### Task instructions
Copy out all of the data below with no alterations.

── Input rows

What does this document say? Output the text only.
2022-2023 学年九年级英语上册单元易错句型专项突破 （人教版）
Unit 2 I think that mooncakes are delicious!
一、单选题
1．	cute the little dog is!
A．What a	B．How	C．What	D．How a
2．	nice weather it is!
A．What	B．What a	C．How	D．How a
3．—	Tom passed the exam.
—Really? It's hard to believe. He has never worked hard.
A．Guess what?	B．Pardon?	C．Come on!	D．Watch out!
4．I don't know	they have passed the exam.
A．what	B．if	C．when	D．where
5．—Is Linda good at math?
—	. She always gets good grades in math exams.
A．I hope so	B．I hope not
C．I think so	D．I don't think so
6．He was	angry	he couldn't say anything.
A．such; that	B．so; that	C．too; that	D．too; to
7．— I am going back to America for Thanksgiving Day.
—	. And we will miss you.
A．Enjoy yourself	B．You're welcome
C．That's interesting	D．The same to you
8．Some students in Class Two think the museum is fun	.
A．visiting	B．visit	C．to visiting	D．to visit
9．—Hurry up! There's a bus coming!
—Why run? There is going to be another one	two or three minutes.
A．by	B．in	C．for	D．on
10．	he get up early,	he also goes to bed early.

────

### Output for this task
What does this document say? Output the text only.
2022-2023 学年九年级英语上册单元易错句型专项突破 （人教版）
Unit 2 I think that mooncakes are delicious!
一、单选题
1．	cute the little dog is!
A．What a	B．How	C．What	D．How a
2．	nice weather it is!
A．What	B．What a	C．How	D．How a
3．—	Tom passed the exam.
—Really? It's hard to believe. He has never worked hard.
A．Guess what?	B．Pardon?	C．Come on!	D．Watch out!
4．I don't know	they have passed the exam.
A．what	B．if	C．when	D．where
5．—Is Linda good at math?
—	. She always gets good grades in math exams.
A．I hope so	B．I hope not
C．I think so	D．I don't think so
6．He was	angry	he couldn't say anything.
A．such; that	B．so; that	C．too; that	D．too; to
7．— I am going back to America for Thanksgiving Day.
—	. And we will miss you.
A．Enjoy yourself	B．You're welcome
C．That's interesting	D．The same to you
8．Some students in Class Two think the museum is fun	.
A．visiting	B．visit	C．to visiting	D．to visit
9．—Hurry up! There's a bus coming!
—Why run? There is going to be another one	two or three minutes.
A．by	B．in	C．for	D．on
10．	he get up early,	he also goes to bed early.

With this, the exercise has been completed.